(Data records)
-- BEGIN --

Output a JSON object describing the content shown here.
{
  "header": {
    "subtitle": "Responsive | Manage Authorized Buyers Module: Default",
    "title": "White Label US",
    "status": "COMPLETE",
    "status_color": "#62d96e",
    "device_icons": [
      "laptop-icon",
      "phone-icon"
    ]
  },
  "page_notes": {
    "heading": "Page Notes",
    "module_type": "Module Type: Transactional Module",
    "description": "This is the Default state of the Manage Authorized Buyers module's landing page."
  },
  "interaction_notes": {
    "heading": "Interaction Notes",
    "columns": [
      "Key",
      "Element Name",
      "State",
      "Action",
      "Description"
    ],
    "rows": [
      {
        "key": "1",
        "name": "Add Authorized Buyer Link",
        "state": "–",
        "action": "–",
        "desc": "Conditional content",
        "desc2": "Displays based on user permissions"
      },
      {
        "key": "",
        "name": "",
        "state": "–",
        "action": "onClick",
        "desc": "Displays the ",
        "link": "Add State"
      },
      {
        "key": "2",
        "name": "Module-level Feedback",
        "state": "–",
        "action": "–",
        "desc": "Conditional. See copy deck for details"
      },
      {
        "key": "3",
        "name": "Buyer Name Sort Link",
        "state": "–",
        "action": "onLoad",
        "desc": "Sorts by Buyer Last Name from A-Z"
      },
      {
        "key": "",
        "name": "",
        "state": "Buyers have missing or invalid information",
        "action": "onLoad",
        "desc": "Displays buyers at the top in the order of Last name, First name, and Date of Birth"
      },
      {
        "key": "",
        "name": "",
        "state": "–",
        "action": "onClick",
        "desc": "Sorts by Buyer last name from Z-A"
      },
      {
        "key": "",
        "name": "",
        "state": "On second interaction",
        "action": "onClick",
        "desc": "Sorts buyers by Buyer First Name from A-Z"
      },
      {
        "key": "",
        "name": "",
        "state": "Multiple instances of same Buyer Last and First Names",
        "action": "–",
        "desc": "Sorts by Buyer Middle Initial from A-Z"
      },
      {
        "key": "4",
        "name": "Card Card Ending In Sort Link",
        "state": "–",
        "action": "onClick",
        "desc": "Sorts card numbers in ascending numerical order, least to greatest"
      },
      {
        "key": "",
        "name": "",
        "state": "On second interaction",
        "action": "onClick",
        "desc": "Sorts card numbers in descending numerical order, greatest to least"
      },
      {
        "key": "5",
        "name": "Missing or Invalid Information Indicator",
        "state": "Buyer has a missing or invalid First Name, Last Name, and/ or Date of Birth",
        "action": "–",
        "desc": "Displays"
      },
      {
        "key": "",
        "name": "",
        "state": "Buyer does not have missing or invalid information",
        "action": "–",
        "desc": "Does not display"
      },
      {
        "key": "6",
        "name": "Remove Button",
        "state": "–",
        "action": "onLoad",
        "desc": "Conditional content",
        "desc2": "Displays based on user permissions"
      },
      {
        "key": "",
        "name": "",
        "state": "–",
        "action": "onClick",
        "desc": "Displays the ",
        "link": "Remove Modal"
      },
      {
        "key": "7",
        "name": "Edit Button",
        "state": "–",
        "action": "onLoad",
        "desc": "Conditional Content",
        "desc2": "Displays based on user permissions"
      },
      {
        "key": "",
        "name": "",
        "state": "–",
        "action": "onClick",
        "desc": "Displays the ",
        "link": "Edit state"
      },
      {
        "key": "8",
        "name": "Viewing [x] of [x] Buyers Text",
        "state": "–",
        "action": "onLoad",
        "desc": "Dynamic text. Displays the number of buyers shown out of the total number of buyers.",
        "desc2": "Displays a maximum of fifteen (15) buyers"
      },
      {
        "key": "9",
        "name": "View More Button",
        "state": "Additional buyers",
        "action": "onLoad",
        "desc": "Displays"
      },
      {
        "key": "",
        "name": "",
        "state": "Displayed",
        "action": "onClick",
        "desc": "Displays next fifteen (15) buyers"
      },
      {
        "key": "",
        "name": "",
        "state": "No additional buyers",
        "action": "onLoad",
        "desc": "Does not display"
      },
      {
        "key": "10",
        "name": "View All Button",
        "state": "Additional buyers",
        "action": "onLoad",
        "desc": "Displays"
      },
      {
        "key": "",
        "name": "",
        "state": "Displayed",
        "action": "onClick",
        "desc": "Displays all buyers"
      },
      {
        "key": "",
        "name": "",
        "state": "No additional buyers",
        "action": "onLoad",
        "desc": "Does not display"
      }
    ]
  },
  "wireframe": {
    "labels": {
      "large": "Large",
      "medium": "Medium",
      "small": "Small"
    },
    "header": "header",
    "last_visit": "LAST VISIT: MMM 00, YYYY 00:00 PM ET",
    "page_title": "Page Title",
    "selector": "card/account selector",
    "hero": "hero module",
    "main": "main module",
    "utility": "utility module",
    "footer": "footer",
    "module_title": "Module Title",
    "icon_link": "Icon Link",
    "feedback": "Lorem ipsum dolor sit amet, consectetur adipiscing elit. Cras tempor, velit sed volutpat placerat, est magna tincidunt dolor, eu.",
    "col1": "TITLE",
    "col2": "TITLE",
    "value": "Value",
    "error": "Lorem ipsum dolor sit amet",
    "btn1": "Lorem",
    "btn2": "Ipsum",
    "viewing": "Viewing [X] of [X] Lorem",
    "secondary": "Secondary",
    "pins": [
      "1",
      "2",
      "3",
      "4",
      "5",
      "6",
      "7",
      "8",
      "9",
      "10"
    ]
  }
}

-- END --

(WHAT TO PRODUCE):
Word for word, quote all of the data above.

(FINAL RESULT):
Output a JSON object describing the content shown here.
{
  "header": {
    "subtitle": "Responsive | Manage Authorized Buyers Module: Default",
    "title": "White Label US",
    "status": "COMPLETE",
    "status_color": "#62d96e",
    "device_icons": [
      "laptop-icon",
      "phone-icon"
    ]
  },
  "page_notes": {
    "heading": "Page Notes",
    "module_type": "Module Type: Transactional Module",
    "description": "This is the Default state of the Manage Authorized Buyers module's landing page."
  },
  "interaction_notes": {
    "heading": "Interaction Notes",
    "columns": [
      "Key",
      "Element Name",
      "State",
      "Action",
      "Description"
    ],
    "rows": [
      {
        "key": "1",
        "name": "Add Authorized Buyer Link",
        "state": "–",
        "action": "–",
        "desc": "Conditional content",
        "desc2": "Displays based on user permissions"
      },
      {
        "key": "",
        "name": "",
        "state": "–",
        "action": "onClick",
        "desc": "Displays the ",
        "link": "Add State"
      },
      {
        "key": "2",
        "name": "Module-level Feedback",
        "state": "–",
        "action": "–",
        "desc": "Conditional. See copy deck for details"
      },
      {
        "key": "3",
        "name": "Buyer Name Sort Link",
        "state": "–",
        "action": "onLoad",
        "desc": "Sorts by Buyer Last Name from A-Z"
      },
      {
        "key": "",
        "name": "",
        "state": "Buyers have missing or invalid information",
        "action": "onLoad",
        "desc": "Displays buyers at the top in the order of Last name, First name, and Date of Birth"
      },
      {
        "key": "",
        "name": "",
        "state": "–",
        "action": "onClick",
        "desc": "Sorts by Buyer last name from Z-A"
      },
      {
        "key": "",
        "name": "",
        "state": "On second interaction",
        "action": "onClick",
        "desc": "Sorts buyers by Buyer First Name from A-Z"
      },
      {
        "key": "",
        "name": "",
        "state": "Multiple instances of same Buyer Last and First Names",
        "action": "–",
        "desc": "Sorts by Buyer Middle Initial from A-Z"
      },
      {
        "key": "4",
        "name": "Card Card Ending In Sort Link",
        "state": "–",
        "action": "onClick",
        "desc": "Sorts card numbers in ascending numerical order, least to greatest"
      },
      {
        "key": "",
        "name": "",
        "state": "On second interaction",
        "action": "onClick",
        "desc": "Sorts card numbers in descending numerical order, greatest to least"
      },
      {
        "key": "5",
        "name": "Missing or Invalid Information Indicator",
        "state": "Buyer has a missing or invalid First Name, Last Name, and/ or Date of Birth",
        "action": "–",
        "desc": "Displays"
      },
      {
        "key": "",
        "name": "",
        "state": "Buyer does not have missing or invalid information",
        "action": "–",
        "desc": "Does not display"
      },
      {
        "key": "6",
        "name": "Remove Button",
        "state": "–",
        "action": "onLoad",
        "desc": "Conditional content",
        "desc2": "Displays based on user permissions"
      },
      {
        "key": "",
        "name": "",
        "state": "–",
        "action": "onClick",
        "desc": "Displays the ",
        "link": "Remove Modal"
      },
      {
        "key": "7",
        "name": "Edit Button",
        "state": "–",
        "action": "onLoad",
        "desc": "Conditional Content",
        "desc2": "Displays based on user permissions"
      },
      {
        "key": "",
        "name": "",
        "state": "–",
        "action": "onClick",
        "desc": "Displays the ",
        "link": "Edit state"
      },
      {
        "key": "8",
        "name": "Viewing [x] of [x] Buyers Text",
        "state": "–",
        "action": "onLoad",
        "desc": "Dynamic text. Displays the number of buyers shown out of the total number of buyers.",
        "desc2": "Displays a maximum of fifteen (15) buyers"
      },
      {
        "key": "9",
        "name": "View More Button",
        "state": "Additional buyers",
        "action": "onLoad",
        "desc": "Displays"
      },
      {
        "key": "",
        "name": "",
        "state": "Displayed",
        "action": "onClick",
        "desc": "Displays next fifteen (15) buyers"
      },
      {
        "key": "",
        "name": "",
        "state": "No additional buyers",
        "action": "onLoad",
        "desc": "Does not display"
      },
      {
        "key": "10",
        "name": "View All Button",
        "state": "Additional buyers",
        "action": "onLoad",
        "desc": "Displays"
      },
      {
        "key": "",
        "name": "",
        "state": "Displayed",
        "action": "onClick",
        "desc": "Displays all buyers"
      },
      {
        "key": "",
        "name": "",
        "state": "No additional buyers",
        "action": "onLoad",
        "desc": "Does not display"
      }
    ]
  },
  "wireframe": {
    "labels": {
      "large": "Large",
      "medium": "Medium",
      "small": "Small"
    },
    "header": "header",
    "last_visit": "LAST VISIT: MMM 00, YYYY 00:00 PM ET",
    "page_title": "Page Title",
    "selector": "card/account selector",
    "hero": "hero module",
    "main": "main module",
    "utility": "utility module",
    "footer": "footer",
    "module_title": "Module Title",
    "icon_link": "Icon Link",
    "feedback": "Lorem ipsum dolor sit amet, consectetur adipiscing elit. Cras tempor, velit sed volutpat placerat, est magna tincidunt dolor, eu.",
    "col1": "TITLE",
    "col2": "TITLE",
    "value": "Value",
    "error": "Lorem ipsum dolor sit amet",
    "btn1": "Lorem",
    "btn2": "Ipsum",
    "viewing": "Viewing [X] of [X] Lorem",
    "secondary": "Secondary",
    "pins": [
      "1",
      "2",
      "3",
      "4",
      "5",
      "6",
      "7",
      "8",
      "9",
      "10"
    ]
  }
}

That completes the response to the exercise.